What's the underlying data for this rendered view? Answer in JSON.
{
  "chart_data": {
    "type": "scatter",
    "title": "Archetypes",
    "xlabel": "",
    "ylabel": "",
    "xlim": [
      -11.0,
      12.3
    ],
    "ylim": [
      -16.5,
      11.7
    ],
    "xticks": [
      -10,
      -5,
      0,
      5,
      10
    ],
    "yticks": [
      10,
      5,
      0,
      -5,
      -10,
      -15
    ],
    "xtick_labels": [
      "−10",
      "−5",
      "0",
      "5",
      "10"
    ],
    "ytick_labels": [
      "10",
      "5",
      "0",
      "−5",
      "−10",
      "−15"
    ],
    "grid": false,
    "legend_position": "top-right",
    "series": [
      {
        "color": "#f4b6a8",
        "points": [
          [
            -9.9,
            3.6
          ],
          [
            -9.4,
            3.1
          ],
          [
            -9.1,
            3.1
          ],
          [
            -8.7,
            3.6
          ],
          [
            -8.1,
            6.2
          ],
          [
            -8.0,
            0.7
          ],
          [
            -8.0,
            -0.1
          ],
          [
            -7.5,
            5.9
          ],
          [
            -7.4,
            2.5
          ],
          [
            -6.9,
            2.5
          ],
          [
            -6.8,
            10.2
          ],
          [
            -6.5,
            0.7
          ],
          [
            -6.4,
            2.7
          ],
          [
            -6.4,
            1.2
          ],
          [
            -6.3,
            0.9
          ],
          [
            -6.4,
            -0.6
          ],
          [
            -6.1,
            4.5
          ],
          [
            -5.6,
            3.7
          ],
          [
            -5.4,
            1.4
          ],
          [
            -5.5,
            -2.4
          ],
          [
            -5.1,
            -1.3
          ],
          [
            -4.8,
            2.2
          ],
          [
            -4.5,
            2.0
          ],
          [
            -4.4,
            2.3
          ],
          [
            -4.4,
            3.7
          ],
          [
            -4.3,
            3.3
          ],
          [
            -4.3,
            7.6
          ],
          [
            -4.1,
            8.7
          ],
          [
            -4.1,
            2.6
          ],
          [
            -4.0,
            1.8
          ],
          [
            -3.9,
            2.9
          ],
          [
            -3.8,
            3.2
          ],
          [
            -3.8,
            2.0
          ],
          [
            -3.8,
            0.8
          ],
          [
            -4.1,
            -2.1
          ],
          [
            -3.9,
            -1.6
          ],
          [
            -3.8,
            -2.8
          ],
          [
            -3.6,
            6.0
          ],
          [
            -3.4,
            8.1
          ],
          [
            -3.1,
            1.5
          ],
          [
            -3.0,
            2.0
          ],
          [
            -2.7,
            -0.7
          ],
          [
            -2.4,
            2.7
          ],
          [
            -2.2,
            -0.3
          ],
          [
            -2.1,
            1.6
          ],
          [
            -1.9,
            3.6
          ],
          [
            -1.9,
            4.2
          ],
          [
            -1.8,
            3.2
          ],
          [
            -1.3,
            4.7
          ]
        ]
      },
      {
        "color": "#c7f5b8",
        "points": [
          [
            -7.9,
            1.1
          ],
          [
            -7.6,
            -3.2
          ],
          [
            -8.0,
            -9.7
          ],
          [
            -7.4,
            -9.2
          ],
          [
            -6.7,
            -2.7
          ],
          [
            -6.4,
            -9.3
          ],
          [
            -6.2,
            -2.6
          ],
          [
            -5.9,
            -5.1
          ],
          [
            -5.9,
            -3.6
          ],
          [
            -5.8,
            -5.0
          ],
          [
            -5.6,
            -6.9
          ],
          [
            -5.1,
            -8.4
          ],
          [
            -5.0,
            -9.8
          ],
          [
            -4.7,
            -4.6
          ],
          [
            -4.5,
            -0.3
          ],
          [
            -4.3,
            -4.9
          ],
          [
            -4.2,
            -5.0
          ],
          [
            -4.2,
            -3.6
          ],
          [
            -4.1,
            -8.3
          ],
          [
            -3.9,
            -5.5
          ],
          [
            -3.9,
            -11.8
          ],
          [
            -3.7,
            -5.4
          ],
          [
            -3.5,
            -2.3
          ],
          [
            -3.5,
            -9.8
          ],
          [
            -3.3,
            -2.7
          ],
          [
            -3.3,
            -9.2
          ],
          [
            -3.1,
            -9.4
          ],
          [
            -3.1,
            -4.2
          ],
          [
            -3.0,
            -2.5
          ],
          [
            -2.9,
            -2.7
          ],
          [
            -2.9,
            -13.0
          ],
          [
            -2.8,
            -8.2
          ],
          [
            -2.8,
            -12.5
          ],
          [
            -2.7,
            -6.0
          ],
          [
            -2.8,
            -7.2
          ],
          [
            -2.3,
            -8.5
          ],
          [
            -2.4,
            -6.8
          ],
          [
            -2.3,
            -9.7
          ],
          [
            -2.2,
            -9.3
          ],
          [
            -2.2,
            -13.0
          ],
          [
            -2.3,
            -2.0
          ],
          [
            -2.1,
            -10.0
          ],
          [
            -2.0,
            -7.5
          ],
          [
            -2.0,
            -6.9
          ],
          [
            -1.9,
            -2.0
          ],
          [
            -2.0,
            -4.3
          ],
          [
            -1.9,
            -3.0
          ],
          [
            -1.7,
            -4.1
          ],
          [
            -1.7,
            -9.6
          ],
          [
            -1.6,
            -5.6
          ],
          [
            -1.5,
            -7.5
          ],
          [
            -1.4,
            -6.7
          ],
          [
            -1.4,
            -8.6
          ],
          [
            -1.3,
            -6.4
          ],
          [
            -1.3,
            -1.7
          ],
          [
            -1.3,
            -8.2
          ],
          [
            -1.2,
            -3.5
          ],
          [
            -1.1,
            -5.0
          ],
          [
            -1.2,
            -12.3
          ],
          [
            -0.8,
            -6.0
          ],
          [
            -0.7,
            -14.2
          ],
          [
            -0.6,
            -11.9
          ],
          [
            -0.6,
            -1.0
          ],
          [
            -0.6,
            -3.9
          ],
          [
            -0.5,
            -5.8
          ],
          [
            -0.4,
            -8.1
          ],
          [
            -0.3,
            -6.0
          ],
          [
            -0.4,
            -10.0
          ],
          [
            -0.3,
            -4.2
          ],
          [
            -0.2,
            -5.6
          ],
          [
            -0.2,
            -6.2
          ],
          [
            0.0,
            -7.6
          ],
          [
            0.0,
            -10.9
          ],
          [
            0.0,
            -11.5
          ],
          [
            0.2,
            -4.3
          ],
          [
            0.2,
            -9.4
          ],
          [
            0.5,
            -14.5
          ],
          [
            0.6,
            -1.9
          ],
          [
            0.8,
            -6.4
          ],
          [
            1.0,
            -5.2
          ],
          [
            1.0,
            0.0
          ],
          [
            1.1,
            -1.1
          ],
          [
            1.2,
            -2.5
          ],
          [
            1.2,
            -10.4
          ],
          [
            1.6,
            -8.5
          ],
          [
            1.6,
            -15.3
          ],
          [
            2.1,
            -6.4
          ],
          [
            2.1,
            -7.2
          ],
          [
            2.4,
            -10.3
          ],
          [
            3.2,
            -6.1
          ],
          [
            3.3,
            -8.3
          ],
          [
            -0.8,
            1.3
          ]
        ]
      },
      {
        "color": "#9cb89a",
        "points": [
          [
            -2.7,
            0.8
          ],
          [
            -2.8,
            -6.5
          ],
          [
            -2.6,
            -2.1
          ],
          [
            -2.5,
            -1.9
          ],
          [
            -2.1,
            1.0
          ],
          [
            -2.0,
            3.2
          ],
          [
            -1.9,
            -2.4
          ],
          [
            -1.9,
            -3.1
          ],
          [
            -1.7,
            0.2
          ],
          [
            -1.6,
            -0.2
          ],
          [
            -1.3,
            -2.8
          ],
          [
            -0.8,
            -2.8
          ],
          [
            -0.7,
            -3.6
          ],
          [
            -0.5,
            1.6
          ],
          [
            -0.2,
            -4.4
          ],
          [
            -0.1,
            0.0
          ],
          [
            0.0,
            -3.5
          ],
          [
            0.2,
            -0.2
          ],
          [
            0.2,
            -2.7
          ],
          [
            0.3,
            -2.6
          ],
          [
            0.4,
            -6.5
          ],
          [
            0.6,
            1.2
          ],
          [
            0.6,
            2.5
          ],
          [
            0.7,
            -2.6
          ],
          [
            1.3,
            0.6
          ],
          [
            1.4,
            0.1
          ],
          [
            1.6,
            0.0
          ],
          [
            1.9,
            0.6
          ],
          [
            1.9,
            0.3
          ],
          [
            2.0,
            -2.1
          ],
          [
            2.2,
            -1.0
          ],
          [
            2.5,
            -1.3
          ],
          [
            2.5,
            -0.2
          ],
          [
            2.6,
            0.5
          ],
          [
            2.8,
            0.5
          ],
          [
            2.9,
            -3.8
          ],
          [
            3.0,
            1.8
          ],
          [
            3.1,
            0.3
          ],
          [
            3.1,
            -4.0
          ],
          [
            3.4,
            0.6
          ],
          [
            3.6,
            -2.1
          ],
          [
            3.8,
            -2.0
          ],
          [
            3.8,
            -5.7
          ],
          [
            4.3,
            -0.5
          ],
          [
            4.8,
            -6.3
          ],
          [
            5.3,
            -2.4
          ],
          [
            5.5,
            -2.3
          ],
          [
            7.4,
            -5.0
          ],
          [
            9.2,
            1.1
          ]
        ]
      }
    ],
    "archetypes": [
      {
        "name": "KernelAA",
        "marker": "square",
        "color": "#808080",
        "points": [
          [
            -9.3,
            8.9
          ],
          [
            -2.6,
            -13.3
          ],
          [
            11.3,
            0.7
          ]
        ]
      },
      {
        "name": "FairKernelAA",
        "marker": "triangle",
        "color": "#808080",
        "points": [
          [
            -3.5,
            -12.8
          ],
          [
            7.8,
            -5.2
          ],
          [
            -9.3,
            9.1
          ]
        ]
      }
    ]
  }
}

# # # # # # #

What you need to do: Copy all lines from the entries that contain the word "color".

Written solution:
        "color": "#f4b6a8",
        "color": "#c7f5b8",
        "color": "#9cb89a",
        "color": "#808080",
        "color": "#808080",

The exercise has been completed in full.